Extract all of the data and reproduce it precisely.

Dataset content:
========

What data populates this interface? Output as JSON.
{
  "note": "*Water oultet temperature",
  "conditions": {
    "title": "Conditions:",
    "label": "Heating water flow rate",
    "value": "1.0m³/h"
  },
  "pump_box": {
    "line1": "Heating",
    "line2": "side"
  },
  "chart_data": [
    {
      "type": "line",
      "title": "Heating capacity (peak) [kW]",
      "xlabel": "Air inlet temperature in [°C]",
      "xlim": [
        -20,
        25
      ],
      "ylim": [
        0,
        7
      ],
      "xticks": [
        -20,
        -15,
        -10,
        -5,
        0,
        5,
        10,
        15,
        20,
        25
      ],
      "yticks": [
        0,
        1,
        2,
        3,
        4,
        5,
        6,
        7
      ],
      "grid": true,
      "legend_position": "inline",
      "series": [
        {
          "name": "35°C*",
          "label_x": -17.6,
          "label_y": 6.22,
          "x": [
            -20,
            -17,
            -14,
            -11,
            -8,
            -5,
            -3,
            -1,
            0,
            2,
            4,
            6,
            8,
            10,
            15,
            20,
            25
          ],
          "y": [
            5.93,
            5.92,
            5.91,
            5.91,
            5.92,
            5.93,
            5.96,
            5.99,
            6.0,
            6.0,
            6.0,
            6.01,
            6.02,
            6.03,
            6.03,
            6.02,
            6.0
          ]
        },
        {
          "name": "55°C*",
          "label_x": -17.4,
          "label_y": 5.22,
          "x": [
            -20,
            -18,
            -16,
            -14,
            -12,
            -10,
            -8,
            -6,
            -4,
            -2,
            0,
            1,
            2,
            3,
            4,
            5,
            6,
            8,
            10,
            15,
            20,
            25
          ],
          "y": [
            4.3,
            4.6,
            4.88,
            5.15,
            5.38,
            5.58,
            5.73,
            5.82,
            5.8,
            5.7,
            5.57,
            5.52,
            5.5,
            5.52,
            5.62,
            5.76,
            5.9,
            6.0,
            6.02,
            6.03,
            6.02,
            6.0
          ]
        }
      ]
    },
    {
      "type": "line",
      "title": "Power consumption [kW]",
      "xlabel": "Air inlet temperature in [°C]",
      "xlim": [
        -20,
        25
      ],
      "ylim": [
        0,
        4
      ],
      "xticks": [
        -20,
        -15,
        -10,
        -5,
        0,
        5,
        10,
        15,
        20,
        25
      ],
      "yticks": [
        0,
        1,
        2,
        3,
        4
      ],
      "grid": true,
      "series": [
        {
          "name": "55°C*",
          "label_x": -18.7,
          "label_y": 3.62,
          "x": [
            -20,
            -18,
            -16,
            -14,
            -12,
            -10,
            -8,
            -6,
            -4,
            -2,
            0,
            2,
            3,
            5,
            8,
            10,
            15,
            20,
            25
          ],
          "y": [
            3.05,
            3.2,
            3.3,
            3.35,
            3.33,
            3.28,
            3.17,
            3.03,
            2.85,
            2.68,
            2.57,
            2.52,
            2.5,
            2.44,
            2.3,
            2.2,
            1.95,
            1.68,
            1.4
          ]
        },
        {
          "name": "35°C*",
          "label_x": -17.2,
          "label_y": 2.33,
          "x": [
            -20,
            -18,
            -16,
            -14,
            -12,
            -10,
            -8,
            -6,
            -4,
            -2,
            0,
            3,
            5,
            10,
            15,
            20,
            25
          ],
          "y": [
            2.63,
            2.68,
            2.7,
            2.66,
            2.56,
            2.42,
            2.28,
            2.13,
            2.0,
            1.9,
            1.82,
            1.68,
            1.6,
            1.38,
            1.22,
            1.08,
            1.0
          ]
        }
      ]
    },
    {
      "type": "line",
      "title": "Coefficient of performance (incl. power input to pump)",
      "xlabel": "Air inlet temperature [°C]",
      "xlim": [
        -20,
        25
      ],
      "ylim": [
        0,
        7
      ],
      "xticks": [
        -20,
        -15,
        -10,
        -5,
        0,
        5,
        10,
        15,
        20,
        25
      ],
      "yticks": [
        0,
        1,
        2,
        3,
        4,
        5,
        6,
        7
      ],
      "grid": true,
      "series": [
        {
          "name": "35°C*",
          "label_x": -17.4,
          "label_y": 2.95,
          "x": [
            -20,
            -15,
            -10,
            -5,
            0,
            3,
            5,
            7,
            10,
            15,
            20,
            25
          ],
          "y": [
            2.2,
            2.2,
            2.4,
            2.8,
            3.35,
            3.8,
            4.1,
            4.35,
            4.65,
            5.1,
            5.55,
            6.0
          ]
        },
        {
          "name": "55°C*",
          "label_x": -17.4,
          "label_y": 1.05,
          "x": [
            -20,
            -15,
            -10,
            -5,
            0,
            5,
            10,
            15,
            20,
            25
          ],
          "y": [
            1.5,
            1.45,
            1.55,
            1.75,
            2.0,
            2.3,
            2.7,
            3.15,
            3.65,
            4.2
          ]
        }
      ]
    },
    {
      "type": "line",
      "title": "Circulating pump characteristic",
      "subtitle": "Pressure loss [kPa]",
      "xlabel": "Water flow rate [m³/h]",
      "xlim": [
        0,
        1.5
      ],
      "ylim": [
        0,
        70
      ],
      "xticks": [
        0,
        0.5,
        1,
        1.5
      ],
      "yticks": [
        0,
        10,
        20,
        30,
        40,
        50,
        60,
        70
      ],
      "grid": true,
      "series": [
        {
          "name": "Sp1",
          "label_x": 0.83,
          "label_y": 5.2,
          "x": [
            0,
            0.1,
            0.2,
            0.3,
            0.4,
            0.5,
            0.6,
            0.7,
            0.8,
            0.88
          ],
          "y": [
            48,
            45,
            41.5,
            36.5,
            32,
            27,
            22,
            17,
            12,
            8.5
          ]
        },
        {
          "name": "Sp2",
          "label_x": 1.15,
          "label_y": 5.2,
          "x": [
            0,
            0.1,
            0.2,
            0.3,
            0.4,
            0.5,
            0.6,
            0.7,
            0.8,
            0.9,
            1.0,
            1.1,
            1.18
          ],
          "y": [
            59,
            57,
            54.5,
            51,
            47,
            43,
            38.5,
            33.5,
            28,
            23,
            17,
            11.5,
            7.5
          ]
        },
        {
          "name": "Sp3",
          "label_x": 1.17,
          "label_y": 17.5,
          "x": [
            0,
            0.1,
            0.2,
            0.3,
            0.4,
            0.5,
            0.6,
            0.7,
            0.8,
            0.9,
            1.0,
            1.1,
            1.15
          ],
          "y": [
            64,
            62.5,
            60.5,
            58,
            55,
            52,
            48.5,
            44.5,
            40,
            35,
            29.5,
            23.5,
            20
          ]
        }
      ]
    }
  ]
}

========

Exercise result:
What data populates this interface? Output as JSON.
{
  "note": "*Water oultet temperature",
  "conditions": {
    "title": "Conditions:",
    "label": "Heating water flow rate",
    "value": "1.0m³/h"
  },
  "pump_box": {
    "line1": "Heating",
    "line2": "side"
  },
  "chart_data": [
    {
      "type": "line",
      "title": "Heating capacity (peak) [kW]",
      "xlabel": "Air inlet temperature in [°C]",
      "xlim": [
        -20,
        25
      ],
      "ylim": [
        0,
        7
      ],
      "xticks": [
        -20,
        -15,
        -10,
        -5,
        0,
        5,
        10,
        15,
        20,
        25
      ],
      "yticks": [
        0,
        1,
        2,
        3,
        4,
        5,
        6,
        7
      ],
      "grid": true,
      "legend_position": "inline",
      "series": [
        {
          "name": "35°C*",
          "label_x": -17.6,
          "label_y": 6.22,
          "x": [
            -20,
            -17,
            -14,
            -11,
            -8,
            -5,
            -3,
            -1,
            0,
            2,
            4,
            6,
            8,
            10,
            15,
            20,
            25
          ],
          "y": [
            5.93,
            5.92,
            5.91,
            5.91,
            5.92,
            5.93,
            5.96,
            5.99,
            6.0,
            6.0,
            6.0,
            6.01,
            6.02,
            6.03,
            6.03,
            6.02,
            6.0
          ]
        },
        {
          "name": "55°C*",
          "label_x": -17.4,
          "label_y": 5.22,
          "x": [
            -20,
            -18,
            -16,
            -14,
            -12,
            -10,
            -8,
            -6,
            -4,
            -2,
            0,
            1,
            2,
            3,
            4,
            5,
            6,
            8,
            10,
            15,
            20,
            25
          ],
          "y": [
            4.3,
            4.6,
            4.88,
            5.15,
            5.38,
            5.58,
            5.73,
            5.82,
            5.8,
            5.7,
            5.57,
            5.52,
            5.5,
            5.52,
            5.62,
            5.76,
            5.9,
            6.0,
            6.02,
            6.03,
            6.02,
            6.0
          ]
        }
      ]
    },
    {
      "type": "line",
      "title": "Power consumption [kW]",
      "xlabel": "Air inlet temperature in [°C]",
      "xlim": [
        -20,
        25
      ],
      "ylim": [
        0,
        4
      ],
      "xticks": [
        -20,
        -15,
        -10,
        -5,
        0,
        5,
        10,
        15,
        20,
        25
      ],
      "yticks": [
        0,
        1,
        2,
        3,
        4
      ],
      "grid": true,
      "series": [
        {
          "name": "55°C*",
          "label_x": -18.7,
          "label_y": 3.62,
          "x": [
            -20,
            -18,
            -16,
            -14,
            -12,
            -10,
            -8,
            -6,
            -4,
            -2,
            0,
            2,
            3,
            5,
            8,
            10,
            15,
            20,
            25
          ],
          "y": [
            3.05,
            3.2,
            3.3,
            3.35,
            3.33,
            3.28,
            3.17,
            3.03,
            2.85,
            2.68,
            2.57,
            2.52,
            2.5,
            2.44,
            2.3,
            2.2,
            1.95,
            1.68,
            1.4
          ]
        },
        {
          "name": "35°C*",
          "label_x": -17.2,
          "label_y": 2.33,
          "x": [
            -20,
            -18,
            -16,
            -14,
            -12,
            -10,
            -8,
            -6,
            -4,
            -2,
            0,
            3,
            5,
            10,
            15,
            20,
            25
          ],
          "y": [
            2.63,
            2.68,
            2.7,
            2.66,
            2.56,
            2.42,
            2.28,
            2.13,
            2.0,
            1.9,
            1.82,
            1.68,
            1.6,
            1.38,
            1.22,
            1.08,
            1.0
          ]
        }
      ]
    },
    {
      "type": "line",
      "title": "Coefficient of performance (incl. power input to pump)",
      "xlabel": "Air inlet temperature [°C]",
      "xlim": [
        -20,
        25
      ],
      "ylim": [
        0,
        7
      ],
      "xticks": [
        -20,
        -15,
        -10,
        -5,
        0,
        5,
        10,
        15,
        20,
        25
      ],
      "yticks": [
        0,
        1,
        2,
        3,
        4,
        5,
        6,
        7
      ],
      "grid": true,
      "series": [
        {
          "name": "35°C*",
          "label_x": -17.4,
          "label_y": 2.95,
          "x": [
            -20,
            -15,
            -10,
            -5,
            0,
            3,
            5,
            7,
            10,
            15,
            20,
            25
          ],
          "y": [
            2.2,
            2.2,
            2.4,
            2.8,
            3.35,
            3.8,
            4.1,
            4.35,
            4.65,
            5.1,
            5.55,
            6.0
          ]
        },
        {
          "name": "55°C*",
          "label_x": -17.4,
          "label_y": 1.05,
          "x": [
            -20,
            -15,
            -10,
            -5,
            0,
            5,
            10,
            15,
            20,
            25
          ],
          "y": [
            1.5,
            1.45,
            1.55,
            1.75,
            2.0,
            2.3,
            2.7,
            3.15,
            3.65,
            4.2
          ]
        }
      ]
    },
    {
      "type": "line",
      "title": "Circulating pump characteristic",
      "subtitle": "Pressure loss [kPa]",
      "xlabel": "Water flow rate [m³/h]",
      "xlim": [
        0,
        1.5
      ],
      "ylim": [
        0,
        70
      ],
      "xticks": [
        0,
        0.5,
        1,
        1.5
      ],
      "yticks": [
        0,
        10,
        20,
        30,
        40,
        50,
        60,
        70
      ],
      "grid": true,
      "series": [
        {
          "name": "Sp1",
          "label_x": 0.83,
          "label_y": 5.2,
          "x": [
            0,
            0.1,
            0.2,
            0.3,
            0.4,
            0.5,
            0.6,
            0.7,
            0.8,
            0.88
          ],
          "y": [
            48,
            45,
            41.5,
            36.5,
            32,
            27,
            22,
            17,
            12,
            8.5
          ]
        },
        {
          "name": "Sp2",
          "label_x": 1.15,
          "label_y": 5.2,
          "x": [
            0,
            0.1,
            0.2,
            0.3,
            0.4,
            0.5,
            0.6,
            0.7,
            0.8,
            0.9,
            1.0,
            1.1,
            1.18
          ],
          "y": [
            59,
            57,
            54.5,
            51,
            47,
            43,
            38.5,
            33.5,
            28,
            23,
            17,
            11.5,
            7.5
          ]
        },
        {
          "name": "Sp3",
          "label_x": 1.17,
          "label_y": 17.5,
          "x": [
            0,
            0.1,
            0.2,
            0.3,
            0.4,
            0.5,
            0.6,
            0.7,
            0.8,
            0.9,
            1.0,
            1.1,
            1.15
          ],
          "y": [
            64,
            62.5,
            60.5,
            58,
            55,
            52,
            48.5,
            44.5,
            40,
            35,
            29.5,
            23.5,
            20
          ]
        }
      ]
    }
  ]
}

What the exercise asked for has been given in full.